## [Work required]
Which lines in the material below contain the word "Click"? Copy each of them.

## [Given data]
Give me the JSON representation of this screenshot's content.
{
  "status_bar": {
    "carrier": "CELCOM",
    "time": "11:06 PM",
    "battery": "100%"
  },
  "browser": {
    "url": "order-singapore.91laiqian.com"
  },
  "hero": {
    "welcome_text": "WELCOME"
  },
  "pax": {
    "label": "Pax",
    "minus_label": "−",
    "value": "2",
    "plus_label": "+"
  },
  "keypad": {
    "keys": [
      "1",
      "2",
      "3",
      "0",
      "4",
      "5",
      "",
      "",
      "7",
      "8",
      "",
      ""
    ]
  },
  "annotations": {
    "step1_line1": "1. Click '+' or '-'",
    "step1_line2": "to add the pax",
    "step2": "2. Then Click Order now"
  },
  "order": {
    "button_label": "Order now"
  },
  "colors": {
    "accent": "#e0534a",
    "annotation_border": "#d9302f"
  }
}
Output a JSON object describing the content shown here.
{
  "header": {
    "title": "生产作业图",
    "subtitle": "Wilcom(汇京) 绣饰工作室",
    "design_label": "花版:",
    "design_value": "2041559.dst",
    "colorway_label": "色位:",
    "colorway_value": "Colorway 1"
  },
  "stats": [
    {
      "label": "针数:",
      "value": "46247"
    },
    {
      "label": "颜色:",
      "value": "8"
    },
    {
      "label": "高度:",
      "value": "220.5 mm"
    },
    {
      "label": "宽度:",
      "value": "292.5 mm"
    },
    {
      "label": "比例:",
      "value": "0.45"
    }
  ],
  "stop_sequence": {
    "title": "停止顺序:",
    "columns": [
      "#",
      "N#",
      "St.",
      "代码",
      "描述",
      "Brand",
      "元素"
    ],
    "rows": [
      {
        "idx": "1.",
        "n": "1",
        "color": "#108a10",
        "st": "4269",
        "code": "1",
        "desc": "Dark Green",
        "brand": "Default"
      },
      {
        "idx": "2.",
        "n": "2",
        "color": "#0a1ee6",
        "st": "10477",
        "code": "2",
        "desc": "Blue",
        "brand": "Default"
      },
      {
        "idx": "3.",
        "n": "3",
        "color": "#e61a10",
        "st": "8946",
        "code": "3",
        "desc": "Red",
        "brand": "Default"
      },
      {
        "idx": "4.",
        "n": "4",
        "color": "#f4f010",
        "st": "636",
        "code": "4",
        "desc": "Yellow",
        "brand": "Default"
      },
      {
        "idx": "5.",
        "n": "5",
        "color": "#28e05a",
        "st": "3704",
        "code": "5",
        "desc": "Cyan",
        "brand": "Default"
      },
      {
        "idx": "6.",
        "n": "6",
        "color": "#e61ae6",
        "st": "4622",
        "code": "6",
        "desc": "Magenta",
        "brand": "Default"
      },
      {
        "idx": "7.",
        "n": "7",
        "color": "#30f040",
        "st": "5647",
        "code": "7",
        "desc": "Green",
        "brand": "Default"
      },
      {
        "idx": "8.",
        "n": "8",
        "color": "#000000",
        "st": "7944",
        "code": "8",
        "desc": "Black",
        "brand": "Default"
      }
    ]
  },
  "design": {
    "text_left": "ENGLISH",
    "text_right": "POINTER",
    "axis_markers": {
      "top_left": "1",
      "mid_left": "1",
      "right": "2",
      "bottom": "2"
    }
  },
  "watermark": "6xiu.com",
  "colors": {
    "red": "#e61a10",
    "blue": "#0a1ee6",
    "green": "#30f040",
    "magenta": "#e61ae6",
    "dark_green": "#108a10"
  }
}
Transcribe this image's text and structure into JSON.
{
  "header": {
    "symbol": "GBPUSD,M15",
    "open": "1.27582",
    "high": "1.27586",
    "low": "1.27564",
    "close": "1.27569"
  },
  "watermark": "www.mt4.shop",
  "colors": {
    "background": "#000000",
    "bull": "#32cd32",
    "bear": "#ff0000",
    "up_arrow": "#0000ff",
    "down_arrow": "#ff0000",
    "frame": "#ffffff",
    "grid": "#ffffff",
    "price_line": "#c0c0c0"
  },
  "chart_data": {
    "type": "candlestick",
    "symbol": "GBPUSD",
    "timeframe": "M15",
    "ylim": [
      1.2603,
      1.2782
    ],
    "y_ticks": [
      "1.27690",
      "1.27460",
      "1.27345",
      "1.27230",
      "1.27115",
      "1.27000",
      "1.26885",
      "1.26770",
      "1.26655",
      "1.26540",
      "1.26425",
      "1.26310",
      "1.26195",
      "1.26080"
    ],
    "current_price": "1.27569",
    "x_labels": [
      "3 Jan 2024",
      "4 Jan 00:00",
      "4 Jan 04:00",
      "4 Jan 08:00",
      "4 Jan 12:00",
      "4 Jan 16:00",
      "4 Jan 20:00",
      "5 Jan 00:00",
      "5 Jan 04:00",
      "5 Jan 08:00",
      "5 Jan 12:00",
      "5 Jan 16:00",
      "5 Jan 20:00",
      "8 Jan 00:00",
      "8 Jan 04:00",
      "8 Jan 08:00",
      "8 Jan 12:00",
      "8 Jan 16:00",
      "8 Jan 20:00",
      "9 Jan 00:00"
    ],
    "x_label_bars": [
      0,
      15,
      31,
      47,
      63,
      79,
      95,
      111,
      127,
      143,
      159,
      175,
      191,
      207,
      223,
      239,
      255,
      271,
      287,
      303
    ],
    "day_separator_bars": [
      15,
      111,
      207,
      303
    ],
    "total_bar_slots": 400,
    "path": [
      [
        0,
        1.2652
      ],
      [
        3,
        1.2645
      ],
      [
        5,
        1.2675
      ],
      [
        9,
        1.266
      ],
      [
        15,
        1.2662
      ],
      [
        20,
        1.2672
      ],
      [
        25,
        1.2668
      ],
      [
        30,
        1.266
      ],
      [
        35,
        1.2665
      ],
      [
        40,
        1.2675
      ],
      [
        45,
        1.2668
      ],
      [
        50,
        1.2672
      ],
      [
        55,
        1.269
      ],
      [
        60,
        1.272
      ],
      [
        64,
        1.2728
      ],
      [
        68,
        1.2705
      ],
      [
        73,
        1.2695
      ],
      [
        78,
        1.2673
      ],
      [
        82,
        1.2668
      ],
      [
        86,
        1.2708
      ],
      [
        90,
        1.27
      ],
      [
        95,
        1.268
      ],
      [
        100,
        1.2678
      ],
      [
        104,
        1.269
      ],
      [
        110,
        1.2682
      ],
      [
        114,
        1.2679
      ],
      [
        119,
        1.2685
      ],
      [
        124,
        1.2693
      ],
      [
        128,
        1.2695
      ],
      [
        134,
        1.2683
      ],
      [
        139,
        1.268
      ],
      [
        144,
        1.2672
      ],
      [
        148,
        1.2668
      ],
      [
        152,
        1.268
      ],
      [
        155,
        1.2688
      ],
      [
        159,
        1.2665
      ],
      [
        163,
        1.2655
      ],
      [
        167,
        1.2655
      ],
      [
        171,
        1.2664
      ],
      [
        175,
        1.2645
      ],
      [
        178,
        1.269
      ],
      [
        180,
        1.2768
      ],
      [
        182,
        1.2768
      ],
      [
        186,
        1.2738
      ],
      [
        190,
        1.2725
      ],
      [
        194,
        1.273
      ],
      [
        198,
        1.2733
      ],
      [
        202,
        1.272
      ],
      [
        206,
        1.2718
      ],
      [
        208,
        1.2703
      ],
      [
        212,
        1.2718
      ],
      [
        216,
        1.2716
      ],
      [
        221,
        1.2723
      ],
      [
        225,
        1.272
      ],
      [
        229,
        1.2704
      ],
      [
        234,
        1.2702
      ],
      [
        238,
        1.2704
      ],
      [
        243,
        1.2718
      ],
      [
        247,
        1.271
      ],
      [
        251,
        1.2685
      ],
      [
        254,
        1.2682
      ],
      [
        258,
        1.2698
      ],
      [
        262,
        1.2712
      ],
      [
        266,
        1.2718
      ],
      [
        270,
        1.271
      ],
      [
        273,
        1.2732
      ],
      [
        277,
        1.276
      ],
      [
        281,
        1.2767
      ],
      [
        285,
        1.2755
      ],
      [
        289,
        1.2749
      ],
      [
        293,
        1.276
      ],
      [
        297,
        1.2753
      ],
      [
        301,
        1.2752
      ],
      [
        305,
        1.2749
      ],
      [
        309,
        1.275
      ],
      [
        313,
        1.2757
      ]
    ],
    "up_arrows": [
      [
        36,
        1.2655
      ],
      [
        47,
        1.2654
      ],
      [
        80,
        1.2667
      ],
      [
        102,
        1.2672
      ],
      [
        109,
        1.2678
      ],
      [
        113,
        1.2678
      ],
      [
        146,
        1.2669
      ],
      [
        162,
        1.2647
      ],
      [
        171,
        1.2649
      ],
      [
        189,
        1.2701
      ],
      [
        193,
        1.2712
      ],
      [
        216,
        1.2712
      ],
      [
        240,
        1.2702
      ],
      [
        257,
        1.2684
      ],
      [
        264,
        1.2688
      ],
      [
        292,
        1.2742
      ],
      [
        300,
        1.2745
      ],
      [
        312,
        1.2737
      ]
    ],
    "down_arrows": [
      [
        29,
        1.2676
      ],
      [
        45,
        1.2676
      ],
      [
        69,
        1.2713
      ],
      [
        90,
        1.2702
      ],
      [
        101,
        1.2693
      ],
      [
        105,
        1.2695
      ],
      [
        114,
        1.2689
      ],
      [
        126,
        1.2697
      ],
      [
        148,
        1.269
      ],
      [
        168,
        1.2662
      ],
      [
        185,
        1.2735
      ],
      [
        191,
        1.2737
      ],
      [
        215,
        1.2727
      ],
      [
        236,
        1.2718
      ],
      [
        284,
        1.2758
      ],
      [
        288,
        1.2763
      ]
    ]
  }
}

## [Result for this exercise]
    "step1_line1": "1. Click '+' or '-'",
    "step2": "2. Then Click Order now"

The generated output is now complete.